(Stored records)
▼
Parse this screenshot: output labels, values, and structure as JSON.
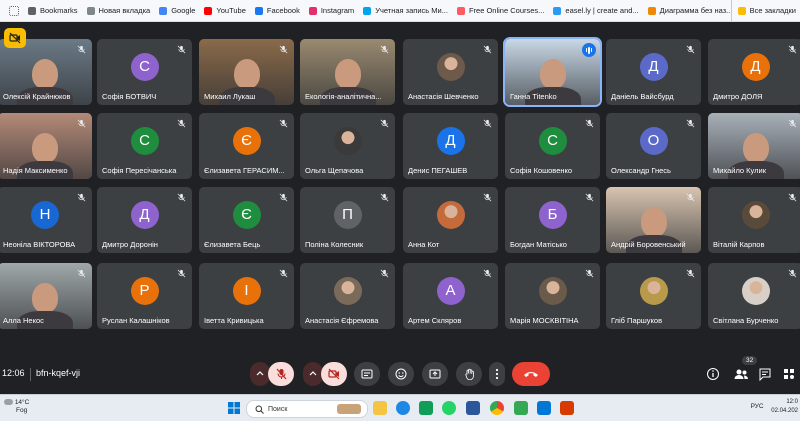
{
  "bookmarks": [
    {
      "label": "",
      "icon": "apps-grid-icon"
    },
    {
      "label": "Bookmarks",
      "icon": "star-icon",
      "color": "#5f6368"
    },
    {
      "label": "Новая вкладка",
      "icon": "tab-icon",
      "color": "#80868b"
    },
    {
      "label": "Google",
      "icon": "google-icon",
      "color": "#4285f4"
    },
    {
      "label": "YouTube",
      "icon": "youtube-icon",
      "color": "#ff0000"
    },
    {
      "label": "Facebook",
      "icon": "facebook-icon",
      "color": "#1877f2"
    },
    {
      "label": "Instagram",
      "icon": "instagram-icon",
      "color": "#e1306c"
    },
    {
      "label": "Учетная запись Ми...",
      "icon": "microsoft-icon",
      "color": "#00a4ef"
    },
    {
      "label": "Free Online Courses...",
      "icon": "course-icon",
      "color": "#ff5a5f"
    },
    {
      "label": "easel.ly | create and...",
      "icon": "easelly-icon",
      "color": "#2b9af3"
    },
    {
      "label": "Диаграмма без наз...",
      "icon": "drawio-icon",
      "color": "#f08705"
    }
  ],
  "all_bookmarks": "Все закладки",
  "meeting": {
    "time": "12:06",
    "code": "bfn-kqef-vji",
    "participants_count": "32"
  },
  "tiles": [
    {
      "name": "Олексій Крайнюков",
      "type": "video",
      "bg": "#6b7a86"
    },
    {
      "name": "Софія БОТВИЧ",
      "type": "avatar",
      "letter": "С",
      "color": "#8e63ce"
    },
    {
      "name": "Михаил Лукаш",
      "type": "video",
      "bg": "#8a6a4a"
    },
    {
      "name": "Екологія-аналітична...",
      "type": "video",
      "bg": "#9a8a70"
    },
    {
      "name": "Анастасія Шевченко",
      "type": "photo",
      "bg": "#6d5a4a"
    },
    {
      "name": "Ганна Titenko",
      "type": "video",
      "bg": "#c8d8e6",
      "speaking": true
    },
    {
      "name": "Даніель Вайсбурд",
      "type": "avatar",
      "letter": "Д",
      "color": "#5b6ac8"
    },
    {
      "name": "Дмитро ДОЛЯ",
      "type": "avatar",
      "letter": "Д",
      "color": "#e8710a"
    },
    {
      "name": "Надія Максименко",
      "type": "video",
      "bg": "#b48a78"
    },
    {
      "name": "Софія Пересічанська",
      "type": "avatar",
      "letter": "С",
      "color": "#1e8e3e"
    },
    {
      "name": "Єлизавета ГЕРАСИМ...",
      "type": "avatar",
      "letter": "Є",
      "color": "#e8710a"
    },
    {
      "name": "Ольга Щепачова",
      "type": "photo",
      "bg": "#3a3a3a"
    },
    {
      "name": "Денис ПЕГАШЕВ",
      "type": "avatar",
      "letter": "Д",
      "color": "#1a73e8"
    },
    {
      "name": "Софія Кошовенко",
      "type": "avatar",
      "letter": "С",
      "color": "#1e8e3e"
    },
    {
      "name": "Олександр Гнесь",
      "type": "avatar",
      "letter": "О",
      "color": "#5b6ac8"
    },
    {
      "name": "Михайло Кулик",
      "type": "video",
      "bg": "#a8b0b8"
    },
    {
      "name": "Неоніла ВІКТОРОВА",
      "type": "avatar",
      "letter": "Н",
      "color": "#1967d2"
    },
    {
      "name": "Дмитро Доронін",
      "type": "avatar",
      "letter": "Д",
      "color": "#8e63ce"
    },
    {
      "name": "Єлизавета Бець",
      "type": "avatar",
      "letter": "Є",
      "color": "#1e8e3e"
    },
    {
      "name": "Поліна Колесник",
      "type": "avatar",
      "letter": "П",
      "color": "#5f6368"
    },
    {
      "name": "Анна Кот",
      "type": "photo",
      "bg": "#c56a3a"
    },
    {
      "name": "Богдан Матісько",
      "type": "avatar",
      "letter": "Б",
      "color": "#8e63ce"
    },
    {
      "name": "Андрій Боровенський",
      "type": "video",
      "bg": "#d8c4b0"
    },
    {
      "name": "Віталій Карпов",
      "type": "photo",
      "bg": "#5a4a3a"
    },
    {
      "name": "Алла Некос",
      "type": "video",
      "bg": "#a0a8a8"
    },
    {
      "name": "Руслан Калашніков",
      "type": "avatar",
      "letter": "Р",
      "color": "#e8710a"
    },
    {
      "name": "Іветта Кривицька",
      "type": "avatar",
      "letter": "І",
      "color": "#e8710a"
    },
    {
      "name": "Анастасія Єфремова",
      "type": "photo",
      "bg": "#7a6a5a"
    },
    {
      "name": "Артем Скляров",
      "type": "avatar",
      "letter": "А",
      "color": "#8e63ce"
    },
    {
      "name": "Марія МОСКВІТІНА",
      "type": "photo",
      "bg": "#6a5a4a"
    },
    {
      "name": "Гліб Паршуков",
      "type": "photo",
      "bg": "#b89a4a"
    },
    {
      "name": "Світлана Бурченко",
      "type": "photo",
      "bg": "#d8d0c8"
    }
  ],
  "controls": {
    "mic": "mic-off-icon",
    "cam": "camera-off-icon",
    "captions": "captions-icon",
    "emoji": "emoji-icon",
    "present": "present-icon",
    "hand": "raise-hand-icon",
    "more": "more-vert-icon",
    "leave": "leave-call-icon"
  },
  "taskbar": {
    "temp": "14°C",
    "weather": "Fog",
    "search_placeholder": "Поиск",
    "lang": "РУС",
    "clock_time": "12:0",
    "clock_date": "02.04.202"
  }
}
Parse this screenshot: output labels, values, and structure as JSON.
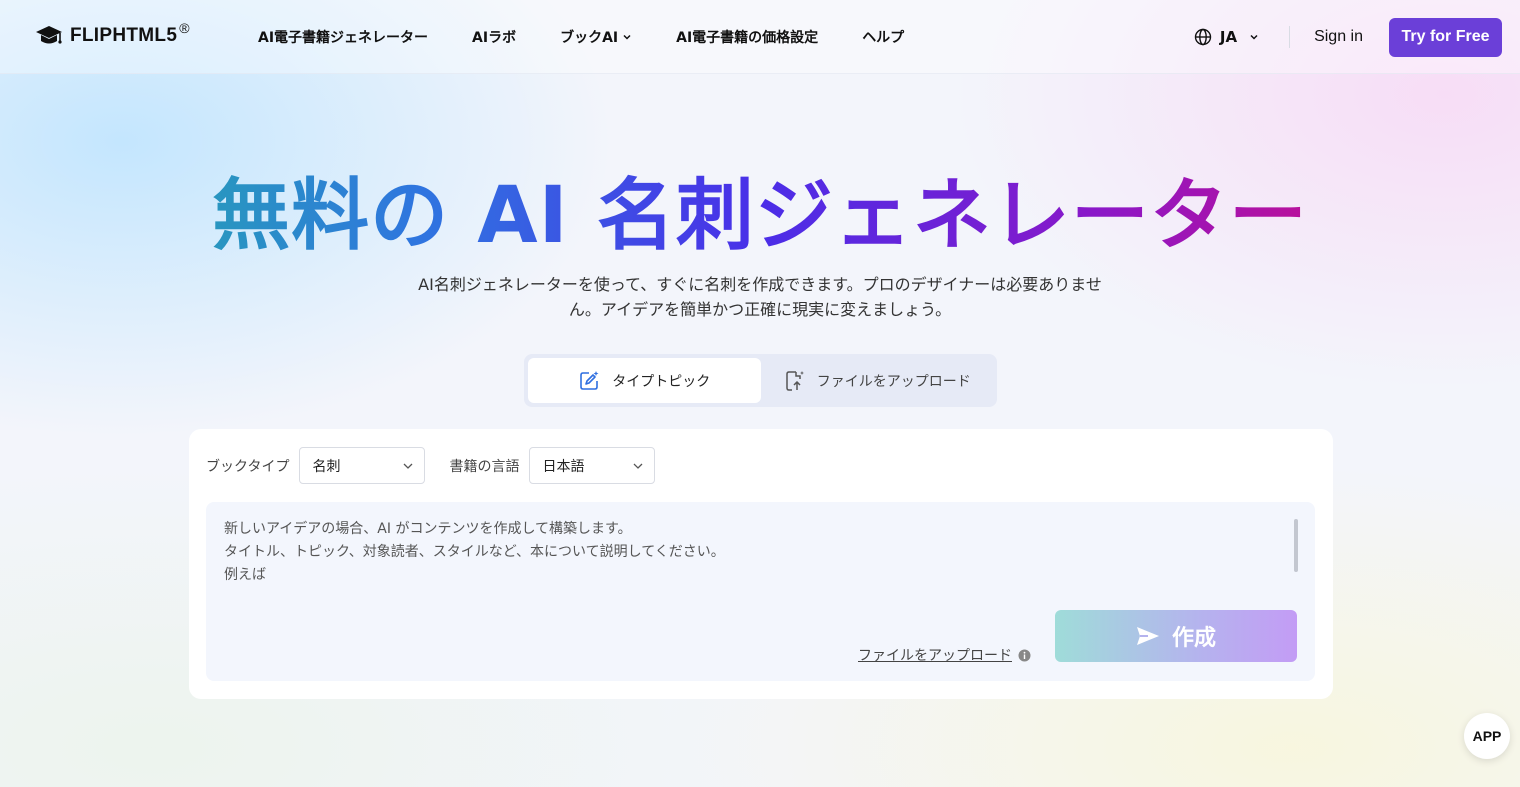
{
  "header": {
    "logo_text": "FLIPHTML5",
    "logo_mark": "®",
    "nav": [
      {
        "label": "AI電子書籍ジェネレーター"
      },
      {
        "label": "AIラボ"
      },
      {
        "label": "ブックAI"
      },
      {
        "label": "AI電子書籍の価格設定"
      },
      {
        "label": "ヘルプ"
      }
    ],
    "language": "JA",
    "sign_in": "Sign in",
    "try_free": "Try for Free"
  },
  "hero": {
    "title": "無料の AI 名刺ジェネレーター",
    "subtitle_line1": "AI名刺ジェネレーターを使って、すぐに名刺を作成できます。プロのデザイナーは必要ありませ",
    "subtitle_line2": "ん。アイデアを簡単かつ正確に現実に変えましょう。"
  },
  "tabs": [
    {
      "label": "タイプトピック",
      "icon": "edit-sparkle-icon",
      "active": true
    },
    {
      "label": "ファイルをアップロード",
      "icon": "file-upload-icon",
      "active": false
    }
  ],
  "form": {
    "book_type_label": "ブックタイプ",
    "book_type_value": "名刺",
    "language_label": "書籍の言語",
    "language_value": "日本語",
    "placeholder_lines": [
      "新しいアイデアの場合、AI がコンテンツを作成して構築します。",
      "タイトル、トピック、対象読者、スタイルなど、本について説明してください。",
      "例えば"
    ],
    "upload_link": "ファイルをアップロード",
    "create_button": "作成"
  },
  "app_badge": "APP",
  "colors": {
    "brand_purple": "#6b3fd8",
    "title_gradient": [
      "#22b8a0",
      "#2f74e0",
      "#4a2ee8",
      "#8a18c8",
      "#e8096f"
    ]
  }
}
▲
=== Aim of the exercise ===
Retype the entries word for word. Omit any images.

=== Output for this task ===
Parse this screenshot: output labels, values, and structure as JSON.
{
  "bookmarks": [
    {
      "label": "",
      "icon": "apps-grid-icon"
    },
    {
      "label": "Bookmarks",
      "icon": "star-icon",
      "color": "#5f6368"
    },
    {
      "label": "Новая вкладка",
      "icon": "tab-icon",
      "color": "#80868b"
    },
    {
      "label": "Google",
      "icon": "google-icon",
      "color": "#4285f4"
    },
    {
      "label": "YouTube",
      "icon": "youtube-icon",
      "color": "#ff0000"
    },
    {
      "label": "Facebook",
      "icon": "facebook-icon",
      "color": "#1877f2"
    },
    {
      "label": "Instagram",
      "icon": "instagram-icon",
      "color": "#e1306c"
    },
    {
      "label": "Учетная запись Ми...",
      "icon": "microsoft-icon",
      "color": "#00a4ef"
    },
    {
      "label": "Free Online Courses...",
      "icon": "course-icon",
      "color": "#ff5a5f"
    },
    {
      "label": "easel.ly | create and...",
      "icon": "easelly-icon",
      "color": "#2b9af3"
    },
    {
      "label": "Диаграмма без наз...",
      "icon": "drawio-icon",
      "color": "#f08705"
    }
  ],
  "all_bookmarks": "Все закладки",
  "meeting": {
    "time": "12:06",
    "code": "bfn-kqef-vji",
    "participants_count": "32"
  },
  "tiles": [
    {
      "name": "Олексій Крайнюков",
      "type": "video",
      "bg": "#6b7a86"
    },
    {
      "name": "Софія БОТВИЧ",
      "type": "avatar",
      "letter": "С",
      "color": "#8e63ce"
    },
    {
      "name": "Михаил Лукаш",
      "type": "video",
      "bg": "#8a6a4a"
    },
    {
      "name": "Екологія-аналітична...",
      "type": "video",
      "bg": "#9a8a70"
    },
    {
      "name": "Анастасія Шевченко",
      "type": "photo",
      "bg": "#6d5a4a"
    },
    {
      "name": "Ганна Titenko",
      "type": "video",
      "bg": "#c8d8e6",
      "speaking": true
    },
    {
      "name": "Даніель Вайсбурд",
      "type": "avatar",
      "letter": "Д",
      "color": "#5b6ac8"
    },
    {
      "name": "Дмитро ДОЛЯ",
      "type": "avatar",
      "letter": "Д",
      "color": "#e8710a"
    },
    {
      "name": "Надія Максименко",
      "type": "video",
      "bg": "#b48a78"
    },
    {
      "name": "Софія Пересічанська",
      "type": "avatar",
      "letter": "С",
      "color": "#1e8e3e"
    },
    {
      "name": "Єлизавета ГЕРАСИМ...",
      "type": "avatar",
      "letter": "Є",
      "color": "#e8710a"
    },
    {
      "name": "Ольга Щепачова",
      "type": "photo",
      "bg": "#3a3a3a"
    },
    {
      "name": "Денис ПЕГАШЕВ",
      "type": "avatar",
      "letter": "Д",
      "color": "#1a73e8"
    },
    {
      "name": "Софія Кошовенко",
      "type": "avatar",
      "letter": "С",
      "color": "#1e8e3e"
    },
    {
      "name": "Олександр Гнесь",
      "type": "avatar",
      "letter": "О",
      "color": "#5b6ac8"
    },
    {
      "name": "Михайло Кулик",
      "type": "video",
      "bg": "#a8b0b8"
    },
    {
      "name": "Неоніла ВІКТОРОВА",
      "type": "avatar",
      "letter": "Н",
      "color": "#1967d2"
    },
    {
      "name": "Дмитро Доронін",
      "type": "avatar",
      "letter": "Д",
      "color": "#8e63ce"
    },
    {
      "name": "Єлизавета Бець",
      "type": "avatar",
      "letter": "Є",
      "color": "#1e8e3e"
    },
    {
      "name": "Поліна Колесник",
      "type": "avatar",
      "letter": "П",
      "color": "#5f6368"
    },
    {
      "name": "Анна Кот",
      "type": "photo",
      "bg": "#c56a3a"
    },
    {
      "name": "Богдан Матісько",
      "type": "avatar",
      "letter": "Б",
      "color": "#8e63ce"
    },
    {
      "name": "Андрій Боровенський",
      "type": "video",
      "bg": "#d8c4b0"
    },
    {
      "name": "Віталій Карпов",
      "type": "photo",
      "bg": "#5a4a3a"
    },
    {
      "name": "Алла Некос",
      "type": "video",
      "bg": "#a0a8a8"
    },
    {
      "name": "Руслан Калашніков",
      "type": "avatar",
      "letter": "Р",
      "color": "#e8710a"
    },
    {
      "name": "Іветта Кривицька",
      "type": "avatar",
      "letter": "І",
      "color": "#e8710a"
    },
    {
      "name": "Анастасія Єфремова",
      "type": "photo",
      "bg": "#7a6a5a"
    },
    {
      "name": "Артем Скляров",
      "type": "avatar",
      "letter": "А",
      "color": "#8e63ce"
    },
    {
      "name": "Марія МОСКВІТІНА",
      "type": "photo",
      "bg": "#6a5a4a"
    },
    {
      "name": "Гліб Паршуков",
      "type": "photo",
      "bg": "#b89a4a"
    },
    {
      "name": "Світлана Бурченко",
      "type": "photo",
      "bg": "#d8d0c8"
    }
  ],
  "controls": {
    "mic": "mic-off-icon",
    "cam": "camera-off-icon",
    "captions": "captions-icon",
    "emoji": "emoji-icon",
    "present": "present-icon",
    "hand": "raise-hand-icon",
    "more": "more-vert-icon",
    "leave": "leave-call-icon"
  },
  "taskbar": {
    "temp": "14°C",
    "weather": "Fog",
    "search_placeholder": "Поиск",
    "lang": "РУС",
    "clock_time": "12:0",
    "clock_date": "02.04.202"
  }
}
Parse this screenshot: output labels, values, and structure as JSON.
{
  "header": {
    "logo_text": "FLIPHTML5",
    "logo_mark": "®",
    "nav": [
      {
        "label": "AI電子書籍ジェネレーター"
      },
      {
        "label": "AIラボ"
      },
      {
        "label": "ブックAI"
      },
      {
        "label": "AI電子書籍の価格設定"
      },
      {
        "label": "ヘルプ"
      }
    ],
    "language": "JA",
    "sign_in": "Sign in",
    "try_free": "Try for Free"
  },
  "hero": {
    "title": "無料の AI 名刺ジェネレーター",
    "subtitle_line1": "AI名刺ジェネレーターを使って、すぐに名刺を作成できます。プロのデザイナーは必要ありませ",
    "subtitle_line2": "ん。アイデアを簡単かつ正確に現実に変えましょう。"
  },
  "tabs": [
    {
      "label": "タイプトピック",
      "icon": "edit-sparkle-icon",
      "active": true
    },
    {
      "label": "ファイルをアップロード",
      "icon": "file-upload-icon",
      "active": false
    }
  ],
  "form": {
    "book_type_label": "ブックタイプ",
    "book_type_value": "名刺",
    "language_label": "書籍の言語",
    "language_value": "日本語",
    "placeholder_lines": [
      "新しいアイデアの場合、AI がコンテンツを作成して構築します。",
      "タイトル、トピック、対象読者、スタイルなど、本について説明してください。",
      "例えば"
    ],
    "upload_link": "ファイルをアップロード",
    "create_button": "作成"
  },
  "app_badge": "APP",
  "colors": {
    "brand_purple": "#6b3fd8",
    "title_gradient": [
      "#22b8a0",
      "#2f74e0",
      "#4a2ee8",
      "#8a18c8",
      "#e8096f"
    ]
  }
}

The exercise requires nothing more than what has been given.